Task inputs —
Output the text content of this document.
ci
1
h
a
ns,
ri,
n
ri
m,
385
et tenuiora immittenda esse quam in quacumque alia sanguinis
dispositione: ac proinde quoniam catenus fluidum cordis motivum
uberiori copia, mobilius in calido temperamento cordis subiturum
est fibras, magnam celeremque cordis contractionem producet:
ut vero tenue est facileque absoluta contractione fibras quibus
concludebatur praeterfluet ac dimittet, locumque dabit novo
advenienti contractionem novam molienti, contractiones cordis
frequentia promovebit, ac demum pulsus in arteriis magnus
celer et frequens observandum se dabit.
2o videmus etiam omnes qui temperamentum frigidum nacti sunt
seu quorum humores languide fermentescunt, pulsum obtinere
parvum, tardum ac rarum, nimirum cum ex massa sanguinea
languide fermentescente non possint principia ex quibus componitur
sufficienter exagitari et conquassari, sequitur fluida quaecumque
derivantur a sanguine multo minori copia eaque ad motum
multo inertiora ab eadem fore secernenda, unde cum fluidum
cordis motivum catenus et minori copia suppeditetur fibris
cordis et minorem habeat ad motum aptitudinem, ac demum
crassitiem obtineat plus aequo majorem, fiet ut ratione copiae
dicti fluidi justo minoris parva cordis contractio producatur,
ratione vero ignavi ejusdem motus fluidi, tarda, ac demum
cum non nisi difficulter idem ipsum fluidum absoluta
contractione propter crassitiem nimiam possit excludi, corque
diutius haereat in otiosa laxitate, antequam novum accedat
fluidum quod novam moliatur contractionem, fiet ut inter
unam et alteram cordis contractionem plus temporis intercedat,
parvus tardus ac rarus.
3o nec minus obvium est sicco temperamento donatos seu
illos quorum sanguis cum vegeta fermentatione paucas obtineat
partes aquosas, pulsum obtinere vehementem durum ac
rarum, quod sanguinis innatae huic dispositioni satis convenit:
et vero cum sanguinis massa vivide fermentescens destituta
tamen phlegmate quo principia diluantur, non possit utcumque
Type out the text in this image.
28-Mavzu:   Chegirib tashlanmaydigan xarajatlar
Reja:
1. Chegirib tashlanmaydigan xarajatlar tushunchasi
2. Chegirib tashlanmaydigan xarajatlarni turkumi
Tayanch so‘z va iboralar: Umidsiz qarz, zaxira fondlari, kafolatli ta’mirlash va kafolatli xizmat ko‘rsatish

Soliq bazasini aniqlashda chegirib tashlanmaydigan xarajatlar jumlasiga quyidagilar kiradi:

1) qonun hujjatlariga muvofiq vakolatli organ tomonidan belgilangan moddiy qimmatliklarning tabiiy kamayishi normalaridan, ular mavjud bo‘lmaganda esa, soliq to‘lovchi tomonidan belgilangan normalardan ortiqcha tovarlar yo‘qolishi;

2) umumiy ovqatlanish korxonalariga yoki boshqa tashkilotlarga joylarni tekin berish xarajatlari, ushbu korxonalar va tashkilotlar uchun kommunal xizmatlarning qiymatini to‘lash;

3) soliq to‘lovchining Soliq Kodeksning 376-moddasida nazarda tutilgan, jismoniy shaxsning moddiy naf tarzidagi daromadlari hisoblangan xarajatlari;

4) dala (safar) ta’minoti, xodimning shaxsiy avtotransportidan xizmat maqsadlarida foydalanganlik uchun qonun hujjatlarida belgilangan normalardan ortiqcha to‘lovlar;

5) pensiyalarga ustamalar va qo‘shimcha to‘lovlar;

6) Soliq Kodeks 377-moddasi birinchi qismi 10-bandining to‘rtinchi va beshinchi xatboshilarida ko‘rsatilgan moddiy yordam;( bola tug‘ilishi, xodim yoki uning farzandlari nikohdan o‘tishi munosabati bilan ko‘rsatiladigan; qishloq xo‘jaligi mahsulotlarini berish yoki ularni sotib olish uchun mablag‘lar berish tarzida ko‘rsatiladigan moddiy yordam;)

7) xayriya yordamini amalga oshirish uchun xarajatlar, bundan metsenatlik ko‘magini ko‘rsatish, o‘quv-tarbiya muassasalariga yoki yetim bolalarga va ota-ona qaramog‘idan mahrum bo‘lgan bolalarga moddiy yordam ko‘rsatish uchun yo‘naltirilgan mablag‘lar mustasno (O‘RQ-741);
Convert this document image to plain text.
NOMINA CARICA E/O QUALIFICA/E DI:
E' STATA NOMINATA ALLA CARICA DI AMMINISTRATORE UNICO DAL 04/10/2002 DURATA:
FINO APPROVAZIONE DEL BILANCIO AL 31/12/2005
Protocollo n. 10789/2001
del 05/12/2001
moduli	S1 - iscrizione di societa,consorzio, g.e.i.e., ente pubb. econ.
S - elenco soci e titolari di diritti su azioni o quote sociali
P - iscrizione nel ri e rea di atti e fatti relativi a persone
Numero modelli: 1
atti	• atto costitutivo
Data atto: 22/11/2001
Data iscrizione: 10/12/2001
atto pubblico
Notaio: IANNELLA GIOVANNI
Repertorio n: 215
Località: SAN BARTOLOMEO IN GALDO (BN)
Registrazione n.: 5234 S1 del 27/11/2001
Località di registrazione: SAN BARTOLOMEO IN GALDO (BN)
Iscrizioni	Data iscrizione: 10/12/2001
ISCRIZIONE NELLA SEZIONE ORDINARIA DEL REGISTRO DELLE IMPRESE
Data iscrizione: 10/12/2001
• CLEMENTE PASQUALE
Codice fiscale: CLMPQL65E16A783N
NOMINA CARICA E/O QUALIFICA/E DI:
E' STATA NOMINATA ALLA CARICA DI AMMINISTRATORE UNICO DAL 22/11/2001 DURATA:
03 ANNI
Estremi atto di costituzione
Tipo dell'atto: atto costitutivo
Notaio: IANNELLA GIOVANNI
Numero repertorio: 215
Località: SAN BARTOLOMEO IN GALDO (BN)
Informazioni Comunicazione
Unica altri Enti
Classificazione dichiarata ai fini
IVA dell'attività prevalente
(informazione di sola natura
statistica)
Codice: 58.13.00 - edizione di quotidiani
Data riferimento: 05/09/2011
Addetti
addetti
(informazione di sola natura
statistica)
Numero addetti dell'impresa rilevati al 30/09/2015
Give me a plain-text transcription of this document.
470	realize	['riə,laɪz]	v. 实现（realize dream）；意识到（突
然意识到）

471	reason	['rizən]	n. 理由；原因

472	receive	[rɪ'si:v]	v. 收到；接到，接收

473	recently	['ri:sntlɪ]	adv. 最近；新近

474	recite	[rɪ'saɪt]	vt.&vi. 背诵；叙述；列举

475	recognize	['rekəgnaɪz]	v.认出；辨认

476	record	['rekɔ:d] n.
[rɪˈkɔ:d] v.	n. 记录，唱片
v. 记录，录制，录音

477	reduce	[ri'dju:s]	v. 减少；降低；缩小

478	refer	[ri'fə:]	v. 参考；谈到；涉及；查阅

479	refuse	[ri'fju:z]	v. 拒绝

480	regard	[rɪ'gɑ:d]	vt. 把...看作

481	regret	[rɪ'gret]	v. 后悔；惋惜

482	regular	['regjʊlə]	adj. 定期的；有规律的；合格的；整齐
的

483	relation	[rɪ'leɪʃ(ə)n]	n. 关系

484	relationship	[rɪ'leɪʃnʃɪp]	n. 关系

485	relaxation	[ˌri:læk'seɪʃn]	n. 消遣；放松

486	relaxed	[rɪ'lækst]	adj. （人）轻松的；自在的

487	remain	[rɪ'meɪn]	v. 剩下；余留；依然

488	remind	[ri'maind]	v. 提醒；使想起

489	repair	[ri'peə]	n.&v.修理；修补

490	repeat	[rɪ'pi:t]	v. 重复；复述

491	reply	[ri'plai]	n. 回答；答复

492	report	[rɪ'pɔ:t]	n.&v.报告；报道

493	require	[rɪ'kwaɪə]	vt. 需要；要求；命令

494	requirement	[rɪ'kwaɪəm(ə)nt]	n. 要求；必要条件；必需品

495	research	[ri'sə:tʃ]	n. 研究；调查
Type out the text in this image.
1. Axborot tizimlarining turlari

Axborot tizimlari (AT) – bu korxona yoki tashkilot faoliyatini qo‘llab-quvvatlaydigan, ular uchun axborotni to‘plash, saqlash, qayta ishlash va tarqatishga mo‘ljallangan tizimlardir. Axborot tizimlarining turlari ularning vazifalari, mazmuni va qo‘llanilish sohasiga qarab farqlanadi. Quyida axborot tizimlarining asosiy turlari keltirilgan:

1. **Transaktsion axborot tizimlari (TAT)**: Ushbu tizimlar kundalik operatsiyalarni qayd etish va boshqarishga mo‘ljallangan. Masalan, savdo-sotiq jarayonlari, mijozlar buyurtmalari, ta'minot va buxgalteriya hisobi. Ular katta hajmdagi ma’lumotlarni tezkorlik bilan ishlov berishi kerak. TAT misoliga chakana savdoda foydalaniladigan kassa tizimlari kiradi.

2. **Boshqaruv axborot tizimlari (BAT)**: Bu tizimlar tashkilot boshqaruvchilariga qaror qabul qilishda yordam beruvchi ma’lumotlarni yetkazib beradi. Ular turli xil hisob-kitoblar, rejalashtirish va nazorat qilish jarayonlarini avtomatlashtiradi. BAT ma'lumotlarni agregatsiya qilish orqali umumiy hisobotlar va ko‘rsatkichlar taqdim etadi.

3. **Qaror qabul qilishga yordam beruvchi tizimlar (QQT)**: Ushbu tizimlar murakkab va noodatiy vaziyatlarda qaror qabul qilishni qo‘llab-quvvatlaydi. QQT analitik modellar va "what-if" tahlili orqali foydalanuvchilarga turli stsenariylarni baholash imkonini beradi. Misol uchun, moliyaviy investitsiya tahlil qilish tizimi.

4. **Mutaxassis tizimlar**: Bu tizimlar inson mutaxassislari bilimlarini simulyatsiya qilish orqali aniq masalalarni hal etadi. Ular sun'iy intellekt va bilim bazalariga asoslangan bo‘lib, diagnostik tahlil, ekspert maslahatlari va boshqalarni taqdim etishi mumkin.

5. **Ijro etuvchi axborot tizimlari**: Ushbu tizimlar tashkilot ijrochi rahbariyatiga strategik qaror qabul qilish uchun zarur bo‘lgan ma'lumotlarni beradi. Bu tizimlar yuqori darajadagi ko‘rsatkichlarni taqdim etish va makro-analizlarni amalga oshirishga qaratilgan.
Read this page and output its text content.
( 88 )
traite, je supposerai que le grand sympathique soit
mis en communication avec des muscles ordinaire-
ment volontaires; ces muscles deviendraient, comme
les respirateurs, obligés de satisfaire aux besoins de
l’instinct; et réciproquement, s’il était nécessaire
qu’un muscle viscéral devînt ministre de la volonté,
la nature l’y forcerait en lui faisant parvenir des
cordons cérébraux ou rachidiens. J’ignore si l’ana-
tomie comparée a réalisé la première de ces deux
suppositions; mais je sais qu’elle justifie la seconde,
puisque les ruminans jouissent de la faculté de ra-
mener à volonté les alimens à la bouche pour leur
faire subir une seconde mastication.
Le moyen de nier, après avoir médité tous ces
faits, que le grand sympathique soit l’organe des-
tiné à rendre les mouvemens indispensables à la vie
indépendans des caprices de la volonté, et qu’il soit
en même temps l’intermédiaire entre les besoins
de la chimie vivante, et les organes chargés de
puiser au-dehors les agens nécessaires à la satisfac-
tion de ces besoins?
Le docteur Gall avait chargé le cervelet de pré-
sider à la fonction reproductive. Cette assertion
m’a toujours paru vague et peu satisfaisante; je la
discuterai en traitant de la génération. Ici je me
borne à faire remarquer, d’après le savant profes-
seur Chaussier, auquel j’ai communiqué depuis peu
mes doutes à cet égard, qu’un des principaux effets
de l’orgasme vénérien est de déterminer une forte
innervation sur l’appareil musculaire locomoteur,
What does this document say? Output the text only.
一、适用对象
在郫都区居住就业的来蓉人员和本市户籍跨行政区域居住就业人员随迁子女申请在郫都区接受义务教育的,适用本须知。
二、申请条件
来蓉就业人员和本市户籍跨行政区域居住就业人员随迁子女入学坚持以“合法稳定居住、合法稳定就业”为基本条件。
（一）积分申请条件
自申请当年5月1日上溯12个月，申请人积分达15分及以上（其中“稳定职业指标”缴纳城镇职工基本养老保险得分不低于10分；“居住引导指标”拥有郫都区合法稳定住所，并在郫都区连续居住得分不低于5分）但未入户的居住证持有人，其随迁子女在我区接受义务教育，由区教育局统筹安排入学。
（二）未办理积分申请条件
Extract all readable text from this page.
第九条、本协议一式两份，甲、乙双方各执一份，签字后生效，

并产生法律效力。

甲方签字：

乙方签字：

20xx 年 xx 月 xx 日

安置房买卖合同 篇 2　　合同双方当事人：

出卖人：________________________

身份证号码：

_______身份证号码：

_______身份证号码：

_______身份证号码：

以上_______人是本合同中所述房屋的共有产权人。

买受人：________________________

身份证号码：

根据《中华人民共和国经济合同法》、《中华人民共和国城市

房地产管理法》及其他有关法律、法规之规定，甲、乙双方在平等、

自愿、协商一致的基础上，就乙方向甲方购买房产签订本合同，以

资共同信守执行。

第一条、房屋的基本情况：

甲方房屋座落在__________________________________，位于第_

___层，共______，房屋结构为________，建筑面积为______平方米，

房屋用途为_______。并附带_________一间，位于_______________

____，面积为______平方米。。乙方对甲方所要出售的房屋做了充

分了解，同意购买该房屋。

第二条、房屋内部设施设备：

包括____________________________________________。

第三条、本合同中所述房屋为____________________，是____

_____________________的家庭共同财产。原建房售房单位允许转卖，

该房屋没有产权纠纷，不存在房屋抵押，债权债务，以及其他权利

Your instructions — Report how many lines of the entries hold the string "rsatish". Provide the number alone.

Answer for the task — 2